→ Stored records
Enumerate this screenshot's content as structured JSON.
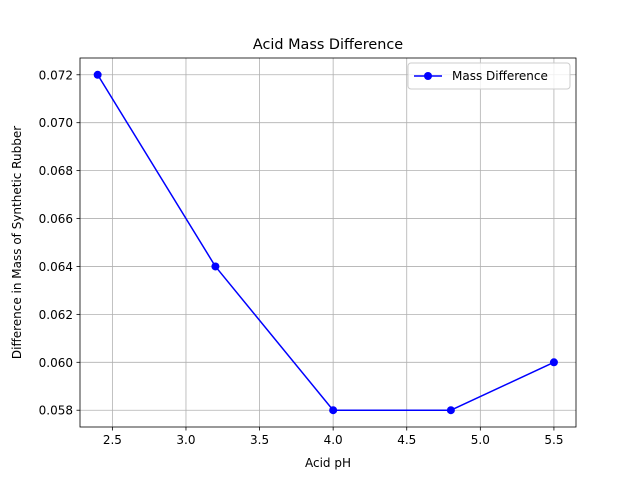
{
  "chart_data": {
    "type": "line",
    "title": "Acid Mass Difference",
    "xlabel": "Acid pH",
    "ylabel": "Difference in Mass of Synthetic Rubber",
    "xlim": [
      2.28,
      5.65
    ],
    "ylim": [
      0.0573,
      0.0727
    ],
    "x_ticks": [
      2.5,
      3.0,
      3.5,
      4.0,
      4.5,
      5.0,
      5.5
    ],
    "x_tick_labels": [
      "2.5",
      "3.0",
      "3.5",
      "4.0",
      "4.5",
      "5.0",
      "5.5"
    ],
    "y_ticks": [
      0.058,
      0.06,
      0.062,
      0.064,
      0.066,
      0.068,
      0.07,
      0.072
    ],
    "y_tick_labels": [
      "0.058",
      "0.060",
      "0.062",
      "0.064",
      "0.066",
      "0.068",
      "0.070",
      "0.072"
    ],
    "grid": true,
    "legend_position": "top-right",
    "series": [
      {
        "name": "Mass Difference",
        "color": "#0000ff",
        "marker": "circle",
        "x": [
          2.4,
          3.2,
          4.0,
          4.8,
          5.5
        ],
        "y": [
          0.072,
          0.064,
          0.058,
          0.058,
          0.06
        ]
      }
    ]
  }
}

...

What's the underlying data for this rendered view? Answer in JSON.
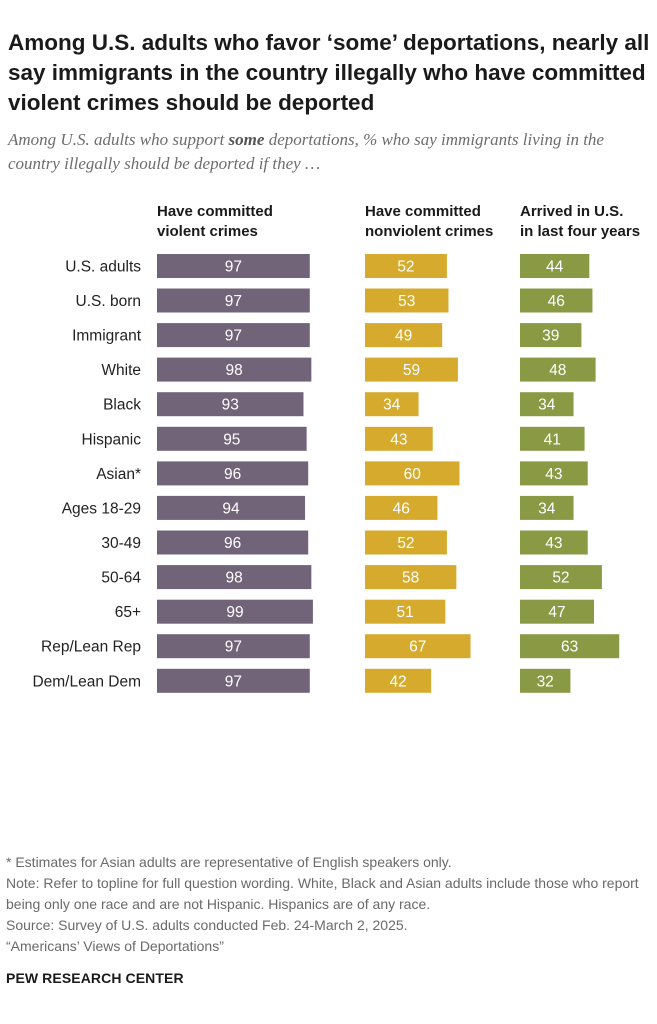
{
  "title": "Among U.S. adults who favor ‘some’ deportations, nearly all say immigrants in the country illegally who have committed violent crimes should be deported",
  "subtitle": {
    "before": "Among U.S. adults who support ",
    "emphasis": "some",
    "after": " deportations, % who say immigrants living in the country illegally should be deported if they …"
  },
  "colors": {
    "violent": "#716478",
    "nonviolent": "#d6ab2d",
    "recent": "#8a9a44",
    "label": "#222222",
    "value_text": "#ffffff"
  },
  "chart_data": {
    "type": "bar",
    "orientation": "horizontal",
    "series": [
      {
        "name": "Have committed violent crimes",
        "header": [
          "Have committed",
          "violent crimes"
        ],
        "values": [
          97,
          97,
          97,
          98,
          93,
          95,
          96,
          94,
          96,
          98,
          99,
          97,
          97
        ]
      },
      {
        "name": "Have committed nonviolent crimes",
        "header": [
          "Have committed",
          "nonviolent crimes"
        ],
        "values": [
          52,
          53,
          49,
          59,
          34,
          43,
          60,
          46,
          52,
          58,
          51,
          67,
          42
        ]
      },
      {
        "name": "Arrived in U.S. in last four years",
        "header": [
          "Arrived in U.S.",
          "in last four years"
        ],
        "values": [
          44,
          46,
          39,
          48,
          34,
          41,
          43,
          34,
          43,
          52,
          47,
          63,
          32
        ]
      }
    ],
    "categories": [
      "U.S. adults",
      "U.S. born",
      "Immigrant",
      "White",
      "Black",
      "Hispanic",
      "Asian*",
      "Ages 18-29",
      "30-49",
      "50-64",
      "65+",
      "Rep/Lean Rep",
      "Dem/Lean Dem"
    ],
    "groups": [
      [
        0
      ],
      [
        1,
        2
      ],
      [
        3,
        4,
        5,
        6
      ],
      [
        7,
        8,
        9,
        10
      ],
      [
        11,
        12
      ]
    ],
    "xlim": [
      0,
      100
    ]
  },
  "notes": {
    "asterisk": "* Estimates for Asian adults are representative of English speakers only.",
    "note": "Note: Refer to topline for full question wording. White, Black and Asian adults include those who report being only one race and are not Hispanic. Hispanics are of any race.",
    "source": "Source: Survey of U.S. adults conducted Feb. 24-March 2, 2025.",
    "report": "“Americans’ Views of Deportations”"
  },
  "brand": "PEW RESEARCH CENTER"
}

→ What you should do
Choose all lines containing the string "Black" and copy them out.

→ Expected answer
      "Black",
    "note": "Note: Refer to topline for full question wording. White, Black and Asian adults include those who report being only one race and are not Hispanic. Hispanics are of any race.",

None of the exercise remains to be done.